__TASK OBJECTIVE__
Find every line in the records below that holds the word "color", and copy each one.

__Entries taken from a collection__
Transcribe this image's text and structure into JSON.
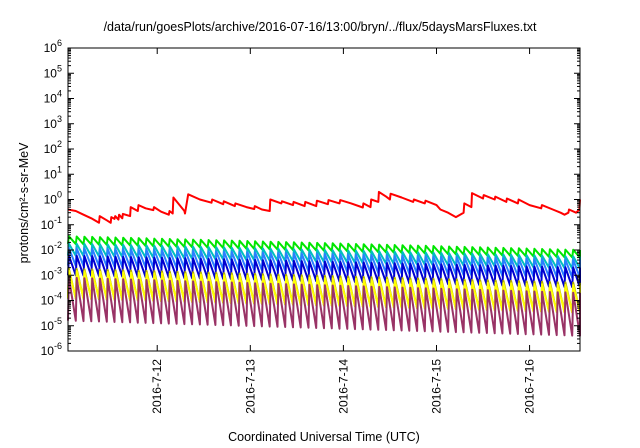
{
  "chart_data": {
    "type": "line",
    "title": "/data/run/goesPlots/archive/2016-07-16/13:00/bryn/../flux/5daysMarsFluxes.txt",
    "xlabel": "Coordinated Universal Time (UTC)",
    "ylabel": "protons/cm²-s-sr-MeV",
    "y_scale": "log",
    "ylim": [
      1e-06,
      1000000.0
    ],
    "y_ticks": [
      1e-06,
      1e-05,
      0.0001,
      0.001,
      0.01,
      0.1,
      1.0,
      10.0,
      100.0,
      1000.0,
      10000.0,
      100000.0,
      1000000.0
    ],
    "xlim": [
      "2016-07-11T01:00",
      "2016-07-16T13:00"
    ],
    "x_tick_labels": [
      "2016-7-12",
      "2016-7-13",
      "2016-7-14",
      "2016-7-15",
      "2016-7-16"
    ],
    "x_ticks": [
      "2016-07-12T00:00",
      "2016-07-13T00:00",
      "2016-07-14T00:00",
      "2016-07-15T00:00",
      "2016-07-16T00:00"
    ],
    "grid": false,
    "legend": "none",
    "series": [
      {
        "color": "#ff0000",
        "points": [
          [
            "2016-07-11T01:00",
            0.4
          ],
          [
            "2016-07-11T03:00",
            0.35
          ],
          [
            "2016-07-11T05:00",
            0.25
          ],
          [
            "2016-07-11T07:00",
            0.18
          ],
          [
            "2016-07-11T09:00",
            0.12
          ],
          [
            "2016-07-11T09:10",
            0.22
          ],
          [
            "2016-07-11T11:00",
            0.15
          ],
          [
            "2016-07-11T12:00",
            0.12
          ],
          [
            "2016-07-11T12:10",
            0.2
          ],
          [
            "2016-07-11T13:00",
            0.17
          ],
          [
            "2016-07-11T13:10",
            0.22
          ],
          [
            "2016-07-11T14:00",
            0.16
          ],
          [
            "2016-07-11T14:10",
            0.25
          ],
          [
            "2016-07-11T15:00",
            0.18
          ],
          [
            "2016-07-11T15:10",
            0.27
          ],
          [
            "2016-07-11T17:00",
            0.22
          ],
          [
            "2016-07-11T17:10",
            0.5
          ],
          [
            "2016-07-11T19:00",
            0.35
          ],
          [
            "2016-07-11T19:10",
            0.6
          ],
          [
            "2016-07-11T21:00",
            0.45
          ],
          [
            "2016-07-11T23:00",
            0.38
          ],
          [
            "2016-07-11T23:10",
            0.5
          ],
          [
            "2016-07-12T01:00",
            0.33
          ],
          [
            "2016-07-12T03:00",
            0.25
          ],
          [
            "2016-07-12T03:10",
            0.35
          ],
          [
            "2016-07-12T04:00",
            0.28
          ],
          [
            "2016-07-12T04:10",
            1.2
          ],
          [
            "2016-07-12T07:00",
            0.35
          ],
          [
            "2016-07-12T07:10",
            0.28
          ],
          [
            "2016-07-12T08:00",
            1.6
          ],
          [
            "2016-07-12T11:00",
            1.0
          ],
          [
            "2016-07-12T14:00",
            0.75
          ],
          [
            "2016-07-12T14:10",
            1.0
          ],
          [
            "2016-07-12T17:00",
            0.65
          ],
          [
            "2016-07-12T17:10",
            0.85
          ],
          [
            "2016-07-12T20:00",
            0.55
          ],
          [
            "2016-07-12T20:10",
            0.7
          ],
          [
            "2016-07-12T23:00",
            0.5
          ],
          [
            "2016-07-13T01:00",
            0.42
          ],
          [
            "2016-07-13T01:10",
            0.55
          ],
          [
            "2016-07-13T03:00",
            0.4
          ],
          [
            "2016-07-13T05:00",
            0.35
          ],
          [
            "2016-07-13T05:10",
            1.0
          ],
          [
            "2016-07-13T08:00",
            0.7
          ],
          [
            "2016-07-13T08:10",
            0.85
          ],
          [
            "2016-07-13T11:00",
            0.6
          ],
          [
            "2016-07-13T11:10",
            0.8
          ],
          [
            "2016-07-13T14:00",
            0.55
          ],
          [
            "2016-07-13T14:10",
            0.8
          ],
          [
            "2016-07-13T17:00",
            0.55
          ],
          [
            "2016-07-13T17:10",
            0.9
          ],
          [
            "2016-07-13T20:00",
            0.65
          ],
          [
            "2016-07-13T20:10",
            0.95
          ],
          [
            "2016-07-13T23:00",
            0.7
          ],
          [
            "2016-07-13T23:10",
            0.95
          ],
          [
            "2016-07-14T02:00",
            0.7
          ],
          [
            "2016-07-14T05:00",
            0.48
          ],
          [
            "2016-07-14T05:10",
            0.7
          ],
          [
            "2016-07-14T07:00",
            0.5
          ],
          [
            "2016-07-14T07:10",
            1.0
          ],
          [
            "2016-07-14T09:00",
            0.8
          ],
          [
            "2016-07-14T09:10",
            2.0
          ],
          [
            "2016-07-14T11:00",
            1.3
          ],
          [
            "2016-07-14T12:00",
            1.0
          ],
          [
            "2016-07-14T12:10",
            1.7
          ],
          [
            "2016-07-14T15:00",
            1.2
          ],
          [
            "2016-07-14T18:00",
            0.8
          ],
          [
            "2016-07-14T18:10",
            1.0
          ],
          [
            "2016-07-14T21:00",
            0.7
          ],
          [
            "2016-07-14T21:10",
            0.9
          ],
          [
            "2016-07-15T00:00",
            0.6
          ],
          [
            "2016-07-15T01:00",
            0.4
          ],
          [
            "2016-07-15T03:00",
            0.3
          ],
          [
            "2016-07-15T05:00",
            0.2
          ],
          [
            "2016-07-15T07:00",
            0.3
          ],
          [
            "2016-07-15T07:10",
            0.7
          ],
          [
            "2016-07-15T09:00",
            0.5
          ],
          [
            "2016-07-15T09:10",
            1.8
          ],
          [
            "2016-07-15T12:00",
            1.1
          ],
          [
            "2016-07-15T12:10",
            1.5
          ],
          [
            "2016-07-15T15:00",
            1.0
          ],
          [
            "2016-07-15T15:10",
            1.3
          ],
          [
            "2016-07-15T18:00",
            0.8
          ],
          [
            "2016-07-15T18:10",
            1.1
          ],
          [
            "2016-07-15T21:00",
            0.7
          ],
          [
            "2016-07-15T21:10",
            1.0
          ],
          [
            "2016-07-16T00:00",
            0.6
          ],
          [
            "2016-07-16T03:00",
            0.45
          ],
          [
            "2016-07-16T03:10",
            0.6
          ],
          [
            "2016-07-16T06:00",
            0.4
          ],
          [
            "2016-07-16T08:00",
            0.3
          ],
          [
            "2016-07-16T09:00",
            0.25
          ],
          [
            "2016-07-16T10:00",
            0.3
          ],
          [
            "2016-07-16T10:10",
            0.4
          ],
          [
            "2016-07-16T12:00",
            0.3
          ],
          [
            "2016-07-16T12:50",
            0.4
          ],
          [
            "2016-07-16T13:00",
            1.0
          ]
        ]
      },
      {
        "color": "#00e600",
        "cycle_hours": 2,
        "sawtooth": true,
        "start_high": 0.035,
        "end_high": 0.01,
        "drop_factor": 2
      },
      {
        "color": "#00bfbf",
        "cycle_hours": 2,
        "sawtooth": true,
        "start_high": 0.018,
        "end_high": 0.0055,
        "drop_factor": 3
      },
      {
        "color": "#2a7fff",
        "cycle_hours": 2,
        "sawtooth": true,
        "start_high": 0.012,
        "end_high": 0.004,
        "drop_factor": 5
      },
      {
        "color": "#0000d0",
        "cycle_hours": 2,
        "sawtooth": true,
        "start_high": 0.006,
        "end_high": 0.002,
        "drop_factor": 6
      },
      {
        "color": "#b0b000",
        "cycle_hours": 2,
        "sawtooth": true,
        "start_high": 0.0018,
        "end_high": 0.0005,
        "drop_factor": 15
      },
      {
        "color": "#ffff00",
        "cycle_hours": 2,
        "sawtooth": true,
        "start_high": 0.0015,
        "end_high": 0.0004,
        "drop_factor": 12
      },
      {
        "color": "#993366",
        "cycle_hours": 2,
        "sawtooth": true,
        "start_high": 0.0008,
        "end_high": 0.0002,
        "drop_factor": 50
      }
    ]
  }
}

__FULL ANSWER__
        "color": "#ff0000",
        "color": "#00e600",
        "color": "#00bfbf",
        "color": "#2a7fff",
        "color": "#0000d0",
        "color": "#b0b000",
        "color": "#ffff00",
        "color": "#993366",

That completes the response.